## What the task requires
Reproduce all entries precisely as they are written.

## Dataset
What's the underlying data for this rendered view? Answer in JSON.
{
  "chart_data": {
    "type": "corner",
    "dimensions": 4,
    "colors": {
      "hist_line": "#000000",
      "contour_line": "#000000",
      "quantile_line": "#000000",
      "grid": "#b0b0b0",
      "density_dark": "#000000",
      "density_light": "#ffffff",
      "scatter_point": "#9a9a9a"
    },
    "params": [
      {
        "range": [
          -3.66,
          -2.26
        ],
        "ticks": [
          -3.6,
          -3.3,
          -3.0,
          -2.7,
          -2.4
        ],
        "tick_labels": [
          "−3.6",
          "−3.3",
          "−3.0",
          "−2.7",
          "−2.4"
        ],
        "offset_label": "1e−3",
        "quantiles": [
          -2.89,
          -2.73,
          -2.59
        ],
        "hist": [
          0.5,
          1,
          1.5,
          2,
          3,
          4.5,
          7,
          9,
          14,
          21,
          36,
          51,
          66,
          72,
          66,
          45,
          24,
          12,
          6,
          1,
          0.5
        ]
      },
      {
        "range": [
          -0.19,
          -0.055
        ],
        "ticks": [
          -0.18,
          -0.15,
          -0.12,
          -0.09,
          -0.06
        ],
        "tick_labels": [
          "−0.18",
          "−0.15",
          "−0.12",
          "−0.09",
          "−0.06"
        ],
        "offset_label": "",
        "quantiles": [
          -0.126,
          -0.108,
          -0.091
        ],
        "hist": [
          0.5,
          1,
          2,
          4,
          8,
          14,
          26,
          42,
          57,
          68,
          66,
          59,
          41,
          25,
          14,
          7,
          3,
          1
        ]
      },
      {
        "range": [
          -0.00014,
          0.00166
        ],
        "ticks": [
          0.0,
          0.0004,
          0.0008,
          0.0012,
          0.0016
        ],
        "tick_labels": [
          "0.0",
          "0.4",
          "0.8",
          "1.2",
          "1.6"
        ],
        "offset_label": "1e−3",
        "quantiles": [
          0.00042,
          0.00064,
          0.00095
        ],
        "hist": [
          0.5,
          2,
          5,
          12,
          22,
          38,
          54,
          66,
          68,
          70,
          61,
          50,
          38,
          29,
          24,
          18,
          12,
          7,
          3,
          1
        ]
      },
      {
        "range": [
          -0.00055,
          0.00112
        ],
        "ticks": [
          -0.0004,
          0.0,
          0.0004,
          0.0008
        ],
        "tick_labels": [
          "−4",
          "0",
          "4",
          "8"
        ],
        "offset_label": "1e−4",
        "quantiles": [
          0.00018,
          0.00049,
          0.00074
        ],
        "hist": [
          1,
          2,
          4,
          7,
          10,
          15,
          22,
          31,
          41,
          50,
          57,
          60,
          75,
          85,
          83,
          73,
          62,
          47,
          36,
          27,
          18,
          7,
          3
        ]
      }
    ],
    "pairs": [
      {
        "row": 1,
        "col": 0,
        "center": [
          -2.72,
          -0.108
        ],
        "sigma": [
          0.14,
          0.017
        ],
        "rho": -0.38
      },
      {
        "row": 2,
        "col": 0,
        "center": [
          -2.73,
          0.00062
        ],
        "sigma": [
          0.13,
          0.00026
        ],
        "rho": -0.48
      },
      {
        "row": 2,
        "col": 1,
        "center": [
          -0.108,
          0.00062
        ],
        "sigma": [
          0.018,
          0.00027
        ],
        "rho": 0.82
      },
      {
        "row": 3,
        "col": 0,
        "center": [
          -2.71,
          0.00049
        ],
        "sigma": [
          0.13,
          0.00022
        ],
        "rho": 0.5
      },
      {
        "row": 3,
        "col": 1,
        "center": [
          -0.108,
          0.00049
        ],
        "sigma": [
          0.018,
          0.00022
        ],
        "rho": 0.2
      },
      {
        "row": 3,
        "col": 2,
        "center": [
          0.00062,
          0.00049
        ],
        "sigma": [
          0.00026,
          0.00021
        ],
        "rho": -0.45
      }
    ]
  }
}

## Solution for this exercise
What's the underlying data for this rendered view? Answer in JSON.
{
  "chart_data": {
    "type": "corner",
    "dimensions": 4,
    "colors": {
      "hist_line": "#000000",
      "contour_line": "#000000",
      "quantile_line": "#000000",
      "grid": "#b0b0b0",
      "density_dark": "#000000",
      "density_light": "#ffffff",
      "scatter_point": "#9a9a9a"
    },
    "params": [
      {
        "range": [
          -3.66,
          -2.26
        ],
        "ticks": [
          -3.6,
          -3.3,
          -3.0,
          -2.7,
          -2.4
        ],
        "tick_labels": [
          "−3.6",
          "−3.3",
          "−3.0",
          "−2.7",
          "−2.4"
        ],
        "offset_label": "1e−3",
        "quantiles": [
          -2.89,
          -2.73,
          -2.59
        ],
        "hist": [
          0.5,
          1,
          1.5,
          2,
          3,
          4.5,
          7,
          9,
          14,
          21,
          36,
          51,
          66,
          72,
          66,
          45,
          24,
          12,
          6,
          1,
          0.5
        ]
      },
      {
        "range": [
          -0.19,
          -0.055
        ],
        "ticks": [
          -0.18,
          -0.15,
          -0.12,
          -0.09,
          -0.06
        ],
        "tick_labels": [
          "−0.18",
          "−0.15",
          "−0.12",
          "−0.09",
          "−0.06"
        ],
        "offset_label": "",
        "quantiles": [
          -0.126,
          -0.108,
          -0.091
        ],
        "hist": [
          0.5,
          1,
          2,
          4,
          8,
          14,
          26,
          42,
          57,
          68,
          66,
          59,
          41,
          25,
          14,
          7,
          3,
          1
        ]
      },
      {
        "range": [
          -0.00014,
          0.00166
        ],
        "ticks": [
          0.0,
          0.0004,
          0.0008,
          0.0012,
          0.0016
        ],
        "tick_labels": [
          "0.0",
          "0.4",
          "0.8",
          "1.2",
          "1.6"
        ],
        "offset_label": "1e−3",
        "quantiles": [
          0.00042,
          0.00064,
          0.00095
        ],
        "hist": [
          0.5,
          2,
          5,
          12,
          22,
          38,
          54,
          66,
          68,
          70,
          61,
          50,
          38,
          29,
          24,
          18,
          12,
          7,
          3,
          1
        ]
      },
      {
        "range": [
          -0.00055,
          0.00112
        ],
        "ticks": [
          -0.0004,
          0.0,
          0.0004,
          0.0008
        ],
        "tick_labels": [
          "−4",
          "0",
          "4",
          "8"
        ],
        "offset_label": "1e−4",
        "quantiles": [
          0.00018,
          0.00049,
          0.00074
        ],
        "hist": [
          1,
          2,
          4,
          7,
          10,
          15,
          22,
          31,
          41,
          50,
          57,
          60,
          75,
          85,
          83,
          73,
          62,
          47,
          36,
          27,
          18,
          7,
          3
        ]
      }
    ],
    "pairs": [
      {
        "row": 1,
        "col": 0,
        "center": [
          -2.72,
          -0.108
        ],
        "sigma": [
          0.14,
          0.017
        ],
        "rho": -0.38
      },
      {
        "row": 2,
        "col": 0,
        "center": [
          -2.73,
          0.00062
        ],
        "sigma": [
          0.13,
          0.00026
        ],
        "rho": -0.48
      },
      {
        "row": 2,
        "col": 1,
        "center": [
          -0.108,
          0.00062
        ],
        "sigma": [
          0.018,
          0.00027
        ],
        "rho": 0.82
      },
      {
        "row": 3,
        "col": 0,
        "center": [
          -2.71,
          0.00049
        ],
        "sigma": [
          0.13,
          0.00022
        ],
        "rho": 0.5
      },
      {
        "row": 3,
        "col": 1,
        "center": [
          -0.108,
          0.00049
        ],
        "sigma": [
          0.018,
          0.00022
        ],
        "rho": 0.2
      },
      {
        "row": 3,
        "col": 2,
        "center": [
          0.00062,
          0.00049
        ],
        "sigma": [
          0.00026,
          0.00021
        ],
        "rho": -0.45
      }
    ]
  }
}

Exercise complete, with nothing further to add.